## start RECORDS FOR THE EXERCISE
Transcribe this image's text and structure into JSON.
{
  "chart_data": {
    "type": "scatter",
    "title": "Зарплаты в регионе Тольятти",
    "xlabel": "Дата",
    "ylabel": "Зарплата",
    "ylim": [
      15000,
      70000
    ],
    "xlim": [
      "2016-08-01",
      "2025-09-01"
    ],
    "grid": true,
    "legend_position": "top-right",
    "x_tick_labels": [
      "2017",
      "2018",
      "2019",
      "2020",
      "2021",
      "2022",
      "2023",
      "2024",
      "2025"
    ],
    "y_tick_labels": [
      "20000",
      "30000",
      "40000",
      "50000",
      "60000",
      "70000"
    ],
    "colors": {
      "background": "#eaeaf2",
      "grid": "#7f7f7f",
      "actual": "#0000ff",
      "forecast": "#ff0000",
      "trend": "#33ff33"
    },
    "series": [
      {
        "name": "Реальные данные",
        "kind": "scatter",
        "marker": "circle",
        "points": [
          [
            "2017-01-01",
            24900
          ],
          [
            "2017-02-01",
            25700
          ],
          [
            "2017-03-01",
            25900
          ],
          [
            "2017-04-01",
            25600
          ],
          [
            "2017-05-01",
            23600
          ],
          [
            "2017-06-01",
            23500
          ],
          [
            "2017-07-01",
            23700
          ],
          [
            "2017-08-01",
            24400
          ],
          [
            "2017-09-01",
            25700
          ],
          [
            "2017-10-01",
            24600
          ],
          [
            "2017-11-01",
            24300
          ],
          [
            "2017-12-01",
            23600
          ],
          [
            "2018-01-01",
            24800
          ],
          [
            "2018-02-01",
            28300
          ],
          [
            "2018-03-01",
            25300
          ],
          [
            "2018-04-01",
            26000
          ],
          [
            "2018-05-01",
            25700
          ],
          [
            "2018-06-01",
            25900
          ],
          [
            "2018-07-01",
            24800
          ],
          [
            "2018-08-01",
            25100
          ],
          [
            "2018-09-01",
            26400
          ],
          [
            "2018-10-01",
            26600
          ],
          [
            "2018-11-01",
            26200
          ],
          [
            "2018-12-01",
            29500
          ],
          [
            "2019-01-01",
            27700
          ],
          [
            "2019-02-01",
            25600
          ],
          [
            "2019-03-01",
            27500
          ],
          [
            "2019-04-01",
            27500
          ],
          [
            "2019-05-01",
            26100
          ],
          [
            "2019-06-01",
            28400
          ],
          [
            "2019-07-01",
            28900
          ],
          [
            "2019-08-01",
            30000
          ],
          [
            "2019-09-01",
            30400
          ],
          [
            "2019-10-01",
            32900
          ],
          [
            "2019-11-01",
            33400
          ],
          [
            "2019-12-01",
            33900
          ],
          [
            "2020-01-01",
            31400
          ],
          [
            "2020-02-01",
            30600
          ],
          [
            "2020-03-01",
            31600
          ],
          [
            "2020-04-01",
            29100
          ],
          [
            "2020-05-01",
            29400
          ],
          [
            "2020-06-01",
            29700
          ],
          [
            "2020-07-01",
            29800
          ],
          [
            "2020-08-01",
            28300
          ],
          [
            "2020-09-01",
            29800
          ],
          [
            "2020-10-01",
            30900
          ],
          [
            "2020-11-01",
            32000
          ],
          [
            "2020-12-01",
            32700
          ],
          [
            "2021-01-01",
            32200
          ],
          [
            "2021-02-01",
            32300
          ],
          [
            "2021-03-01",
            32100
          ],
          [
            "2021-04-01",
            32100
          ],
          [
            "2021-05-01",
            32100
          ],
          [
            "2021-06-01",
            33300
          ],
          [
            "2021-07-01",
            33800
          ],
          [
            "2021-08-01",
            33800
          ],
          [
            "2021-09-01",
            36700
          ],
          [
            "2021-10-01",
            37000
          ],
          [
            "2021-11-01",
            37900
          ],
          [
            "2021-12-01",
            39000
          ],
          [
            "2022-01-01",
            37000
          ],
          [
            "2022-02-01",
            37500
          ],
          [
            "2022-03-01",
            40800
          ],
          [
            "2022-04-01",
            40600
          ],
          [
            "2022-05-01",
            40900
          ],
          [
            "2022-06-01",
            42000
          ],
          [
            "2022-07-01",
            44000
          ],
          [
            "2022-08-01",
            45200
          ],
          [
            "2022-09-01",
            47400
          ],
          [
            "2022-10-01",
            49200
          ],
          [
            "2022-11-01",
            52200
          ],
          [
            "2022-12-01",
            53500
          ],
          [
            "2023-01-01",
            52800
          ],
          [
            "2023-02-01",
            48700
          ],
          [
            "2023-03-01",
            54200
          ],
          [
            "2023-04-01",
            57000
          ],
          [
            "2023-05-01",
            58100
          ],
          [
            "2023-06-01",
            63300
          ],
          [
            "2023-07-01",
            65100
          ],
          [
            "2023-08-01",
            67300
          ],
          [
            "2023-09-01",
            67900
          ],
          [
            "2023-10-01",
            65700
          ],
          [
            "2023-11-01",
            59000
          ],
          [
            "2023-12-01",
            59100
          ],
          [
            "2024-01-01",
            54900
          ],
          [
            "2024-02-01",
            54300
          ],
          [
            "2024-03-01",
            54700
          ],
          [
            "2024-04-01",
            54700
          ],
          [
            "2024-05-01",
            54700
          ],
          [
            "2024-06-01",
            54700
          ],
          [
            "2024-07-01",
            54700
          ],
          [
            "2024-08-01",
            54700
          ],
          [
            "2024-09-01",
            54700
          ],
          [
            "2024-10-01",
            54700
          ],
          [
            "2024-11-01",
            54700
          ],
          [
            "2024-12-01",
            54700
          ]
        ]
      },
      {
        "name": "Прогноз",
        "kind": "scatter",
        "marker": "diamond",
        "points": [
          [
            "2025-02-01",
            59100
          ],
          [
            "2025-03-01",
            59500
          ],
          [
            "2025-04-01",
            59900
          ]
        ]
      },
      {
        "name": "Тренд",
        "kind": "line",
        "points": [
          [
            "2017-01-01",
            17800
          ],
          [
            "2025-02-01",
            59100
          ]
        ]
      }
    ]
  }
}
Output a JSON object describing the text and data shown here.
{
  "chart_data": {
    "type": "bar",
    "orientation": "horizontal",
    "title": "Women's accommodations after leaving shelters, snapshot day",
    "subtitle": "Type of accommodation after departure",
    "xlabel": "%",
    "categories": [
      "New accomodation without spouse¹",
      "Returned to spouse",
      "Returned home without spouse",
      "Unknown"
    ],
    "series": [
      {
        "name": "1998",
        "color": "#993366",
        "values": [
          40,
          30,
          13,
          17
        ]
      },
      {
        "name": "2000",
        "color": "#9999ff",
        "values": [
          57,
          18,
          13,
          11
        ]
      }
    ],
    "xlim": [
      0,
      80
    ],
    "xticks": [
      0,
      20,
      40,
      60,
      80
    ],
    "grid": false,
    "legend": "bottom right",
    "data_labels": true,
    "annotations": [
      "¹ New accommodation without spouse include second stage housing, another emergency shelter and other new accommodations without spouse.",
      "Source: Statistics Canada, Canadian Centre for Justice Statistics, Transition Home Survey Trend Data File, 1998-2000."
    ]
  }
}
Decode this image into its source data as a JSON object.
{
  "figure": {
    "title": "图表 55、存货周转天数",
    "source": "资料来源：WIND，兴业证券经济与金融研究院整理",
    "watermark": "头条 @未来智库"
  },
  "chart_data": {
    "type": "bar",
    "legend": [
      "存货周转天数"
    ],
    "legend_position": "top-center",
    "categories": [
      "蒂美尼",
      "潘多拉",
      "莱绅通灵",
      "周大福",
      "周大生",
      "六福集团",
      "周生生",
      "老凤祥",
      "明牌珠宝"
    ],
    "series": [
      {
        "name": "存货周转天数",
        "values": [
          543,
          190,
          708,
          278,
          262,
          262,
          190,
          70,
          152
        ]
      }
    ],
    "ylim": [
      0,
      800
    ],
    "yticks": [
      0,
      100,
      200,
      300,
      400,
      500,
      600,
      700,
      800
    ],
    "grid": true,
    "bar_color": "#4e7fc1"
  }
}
## end RECORDS FOR THE EXERCISE
--- YOUR TASK ---
Return the lines of the records that include the string "JSON".

--- OUTPUT OF THE EXERCISE ---
Transcribe this image's text and structure into JSON.
Output a JSON object describing the text and data shown here.
Decode this image into its source data as a JSON object.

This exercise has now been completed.